### Extracted entries
________________
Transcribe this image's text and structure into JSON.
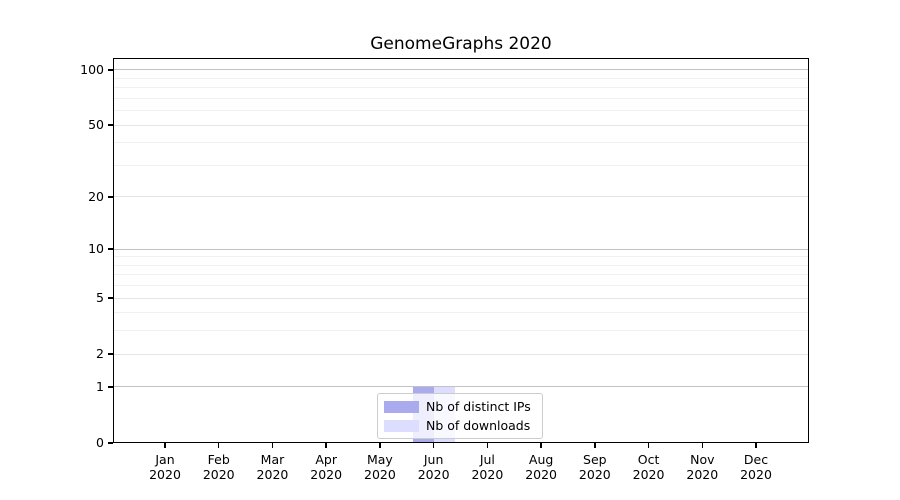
{
  "chart_data": {
    "type": "bar",
    "title": "GenomeGraphs 2020",
    "xlabel": "",
    "ylabel": "",
    "categories": [
      "Jan 2020",
      "Feb 2020",
      "Mar 2020",
      "Apr 2020",
      "May 2020",
      "Jun 2020",
      "Jul 2020",
      "Aug 2020",
      "Sep 2020",
      "Oct 2020",
      "Nov 2020",
      "Dec 2020"
    ],
    "x_tick_month": [
      "Jan",
      "Feb",
      "Mar",
      "Apr",
      "May",
      "Jun",
      "Jul",
      "Aug",
      "Sep",
      "Oct",
      "Nov",
      "Dec"
    ],
    "x_tick_year": "2020",
    "series": [
      {
        "name": "Nb of distinct IPs",
        "color": "#aaaaee",
        "values": [
          0,
          0,
          0,
          0,
          0,
          1,
          0,
          0,
          0,
          0,
          0,
          0
        ]
      },
      {
        "name": "Nb of downloads",
        "color": "#ddddff",
        "values": [
          0,
          0,
          0,
          0,
          0,
          1,
          0,
          0,
          0,
          0,
          0,
          0
        ]
      }
    ],
    "yscale": "log1p",
    "ylim": [
      0,
      116
    ],
    "y_tick_values": [
      0,
      1,
      2,
      5,
      10,
      20,
      50,
      100
    ],
    "y_major_gridlines": [
      1,
      10,
      100
    ],
    "y_mid_gridlines": [
      2,
      5,
      20,
      50
    ],
    "y_minor_gridlines": [
      3,
      4,
      6,
      7,
      8,
      9,
      30,
      40,
      60,
      70,
      80,
      90
    ],
    "grid": true,
    "legend_position": "inside-bottom-center",
    "colors": {
      "grid_major": "#c2c2c2",
      "grid_mid": "#e4e4e4",
      "grid_minor": "#f0f0f0",
      "spine": "#000000",
      "background": "#ffffff",
      "text": "#000000",
      "legend_border": "#cccccc"
    }
  }
}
________________
### What needs to be done
From the material above, copy every line that has the word "name" in it.

### Answer space
        "name": "Nb of distinct IPs",
        "name": "Nb of downloads",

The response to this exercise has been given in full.